:: WRITTEN REQUEST ::
Which lines have the string "mismo"? Copy all of them from the entries below.

● ● ● ● ● ● ●

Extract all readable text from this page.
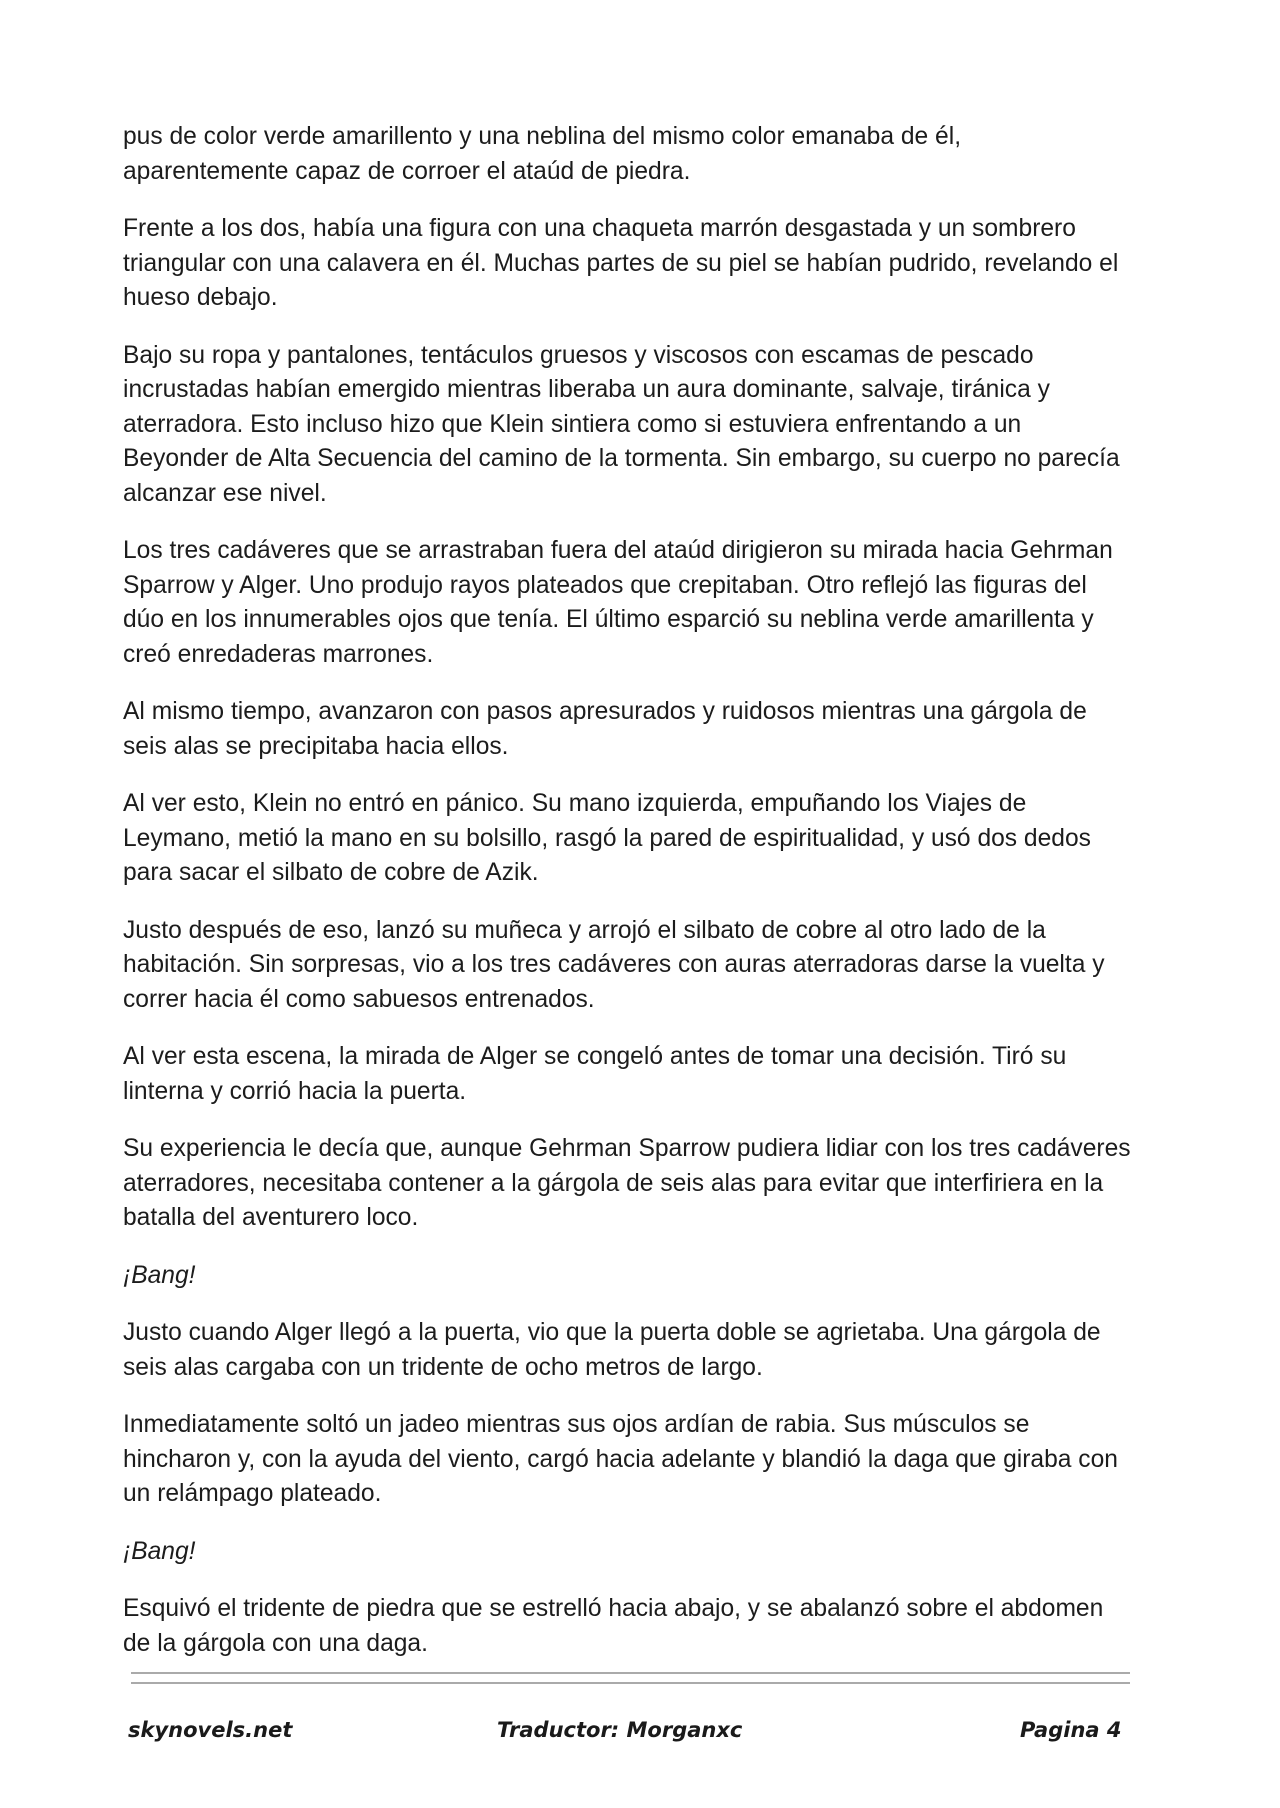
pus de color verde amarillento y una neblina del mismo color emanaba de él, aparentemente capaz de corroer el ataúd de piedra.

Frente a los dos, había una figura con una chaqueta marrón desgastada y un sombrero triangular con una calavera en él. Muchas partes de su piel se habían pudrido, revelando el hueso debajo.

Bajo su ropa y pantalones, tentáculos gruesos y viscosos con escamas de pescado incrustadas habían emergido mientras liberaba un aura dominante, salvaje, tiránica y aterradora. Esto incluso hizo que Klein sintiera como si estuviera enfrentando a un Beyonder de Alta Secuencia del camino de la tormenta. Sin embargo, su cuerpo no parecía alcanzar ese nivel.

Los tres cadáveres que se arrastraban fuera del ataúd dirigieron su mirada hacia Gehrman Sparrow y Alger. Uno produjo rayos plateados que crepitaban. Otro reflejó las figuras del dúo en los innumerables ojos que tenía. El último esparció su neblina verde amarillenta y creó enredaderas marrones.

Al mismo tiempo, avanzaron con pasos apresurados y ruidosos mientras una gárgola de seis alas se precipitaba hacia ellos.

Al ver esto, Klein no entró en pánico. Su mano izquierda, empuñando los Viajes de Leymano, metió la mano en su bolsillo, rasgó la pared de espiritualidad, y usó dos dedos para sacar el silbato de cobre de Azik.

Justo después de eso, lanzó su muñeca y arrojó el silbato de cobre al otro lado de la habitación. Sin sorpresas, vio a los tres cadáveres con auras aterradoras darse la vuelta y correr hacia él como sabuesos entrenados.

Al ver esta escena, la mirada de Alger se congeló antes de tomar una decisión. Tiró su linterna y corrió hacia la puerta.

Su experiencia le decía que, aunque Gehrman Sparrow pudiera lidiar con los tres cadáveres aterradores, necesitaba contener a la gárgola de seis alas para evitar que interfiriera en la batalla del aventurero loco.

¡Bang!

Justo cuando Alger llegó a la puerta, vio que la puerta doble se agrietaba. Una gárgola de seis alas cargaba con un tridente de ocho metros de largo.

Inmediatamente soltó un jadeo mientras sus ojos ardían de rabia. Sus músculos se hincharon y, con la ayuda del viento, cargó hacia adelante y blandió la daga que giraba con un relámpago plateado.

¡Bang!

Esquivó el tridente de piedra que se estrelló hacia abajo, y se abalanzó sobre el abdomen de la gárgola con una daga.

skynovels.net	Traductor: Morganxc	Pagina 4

● ● ● ● ● ● ●

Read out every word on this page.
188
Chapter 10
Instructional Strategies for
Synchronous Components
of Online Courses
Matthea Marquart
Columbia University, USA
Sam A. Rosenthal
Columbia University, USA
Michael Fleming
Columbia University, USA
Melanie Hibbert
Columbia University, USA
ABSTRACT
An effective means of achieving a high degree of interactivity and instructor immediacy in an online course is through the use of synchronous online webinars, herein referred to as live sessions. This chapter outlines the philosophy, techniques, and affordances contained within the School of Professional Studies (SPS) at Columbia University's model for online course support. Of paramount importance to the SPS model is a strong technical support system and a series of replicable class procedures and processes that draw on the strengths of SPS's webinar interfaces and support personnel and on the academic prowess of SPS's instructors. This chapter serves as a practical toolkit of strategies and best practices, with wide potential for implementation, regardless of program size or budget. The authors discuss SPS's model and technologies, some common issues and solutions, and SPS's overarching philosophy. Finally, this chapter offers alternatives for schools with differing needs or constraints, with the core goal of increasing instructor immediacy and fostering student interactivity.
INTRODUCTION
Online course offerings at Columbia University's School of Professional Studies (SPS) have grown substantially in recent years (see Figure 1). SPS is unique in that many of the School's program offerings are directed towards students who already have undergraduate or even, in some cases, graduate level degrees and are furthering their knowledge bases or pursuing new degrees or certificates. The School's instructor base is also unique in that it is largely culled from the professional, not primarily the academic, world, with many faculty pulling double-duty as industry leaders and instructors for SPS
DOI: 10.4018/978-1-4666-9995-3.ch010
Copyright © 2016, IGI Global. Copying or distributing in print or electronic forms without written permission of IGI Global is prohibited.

● ● ● ● ● ● ●

:: SOLUTION TO THIS EXERCISE ::
pus de color verde amarillento y una neblina del mismo color emanaba de él, aparentemente capaz de corroer el ataúd de piedra.
Al mismo tiempo, avanzaron con pasos apresurados y ruidosos mientras una gárgola de seis alas se precipitaba hacia ellos.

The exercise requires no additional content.